# Goal
Among the lines below, list those containing the string "amplitude".

______________________________

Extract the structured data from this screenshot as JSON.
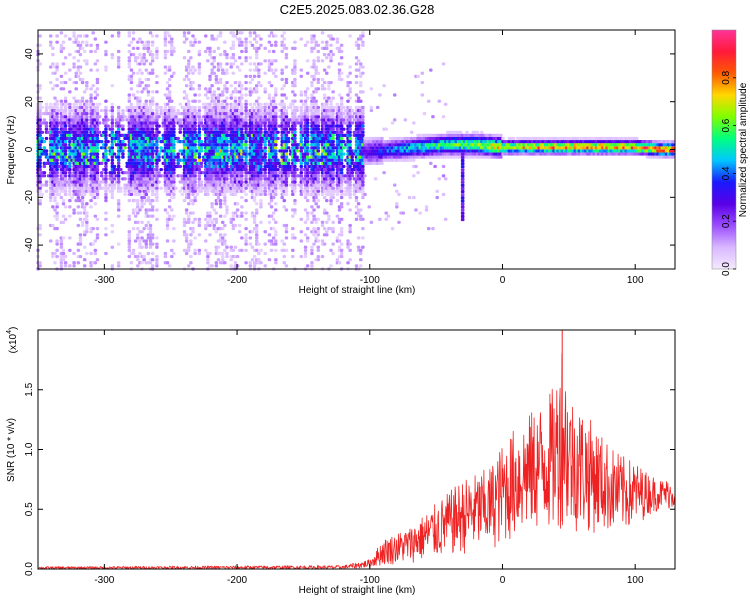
{
  "title": "C2E5.2025.083.02.36.G28",
  "chart_data": [
    {
      "type": "heatmap",
      "xlabel": "Height of straight line (km)",
      "ylabel": "Frequency (Hz)",
      "xlim": [
        -350,
        130
      ],
      "ylim": [
        -50,
        50
      ],
      "xticks": [
        -300,
        -200,
        -100,
        0,
        100
      ],
      "yticks": [
        -40,
        -20,
        0,
        20,
        40
      ],
      "colorbar": {
        "label": "Normalized spectral amplitude",
        "range": [
          0,
          1
        ],
        "ticks": [
          "0.0",
          "0.2",
          "0.4",
          "0.6",
          "0.8"
        ],
        "colors": [
          "#f4eaff",
          "#d9b8ff",
          "#9b4dff",
          "#5a00e6",
          "#1a1aff",
          "#00c8ff",
          "#00ff80",
          "#7fff00",
          "#ffd800",
          "#ff5a00",
          "#ff1a3a",
          "#ff3399"
        ]
      },
      "ridge": {
        "x": [
          -100,
          -80,
          -60,
          -40,
          -20,
          0,
          20,
          40,
          60,
          80,
          100,
          120,
          130
        ],
        "freq": [
          -1,
          0,
          1,
          2,
          2,
          1,
          1,
          1,
          1,
          1,
          1,
          0,
          0
        ],
        "amplitude": [
          0.3,
          0.45,
          0.55,
          0.6,
          0.65,
          0.75,
          0.8,
          0.85,
          0.85,
          0.85,
          0.85,
          0.9,
          0.9
        ]
      }
    },
    {
      "type": "line",
      "xlabel": "Height of straight line (km)",
      "ylabel": "SNR (10 * v/v)",
      "yscale_label": "(x10",
      "yscale_exp": "4",
      "xlim": [
        -350,
        130
      ],
      "ylim": [
        0,
        2.0
      ],
      "xticks": [
        -300,
        -200,
        -100,
        0,
        100
      ],
      "yticks": [
        "0.0",
        "0.5",
        "1.0",
        "1.5"
      ],
      "ytick_values": [
        0,
        0.5,
        1.0,
        1.5
      ],
      "color": "#ee2222",
      "envelope": {
        "x": [
          -350,
          -120,
          -100,
          -90,
          -70,
          -50,
          -30,
          -10,
          0,
          10,
          20,
          30,
          40,
          45,
          50,
          60,
          70,
          80,
          90,
          100,
          110,
          120,
          130
        ],
        "high": [
          0.02,
          0.03,
          0.08,
          0.25,
          0.35,
          0.55,
          0.75,
          0.85,
          1.05,
          1.2,
          1.3,
          1.4,
          1.55,
          1.98,
          1.5,
          1.35,
          1.2,
          1.05,
          0.95,
          0.9,
          0.8,
          0.75,
          0.75
        ],
        "low": [
          0.0,
          0.0,
          0.01,
          0.03,
          0.05,
          0.08,
          0.12,
          0.15,
          0.2,
          0.25,
          0.3,
          0.3,
          0.3,
          0.35,
          0.3,
          0.3,
          0.3,
          0.3,
          0.3,
          0.35,
          0.45,
          0.5,
          0.5
        ]
      }
    }
  ]
}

______________________________

# Answer in full
        "label": "Normalized spectral amplitude",
        "amplitude": [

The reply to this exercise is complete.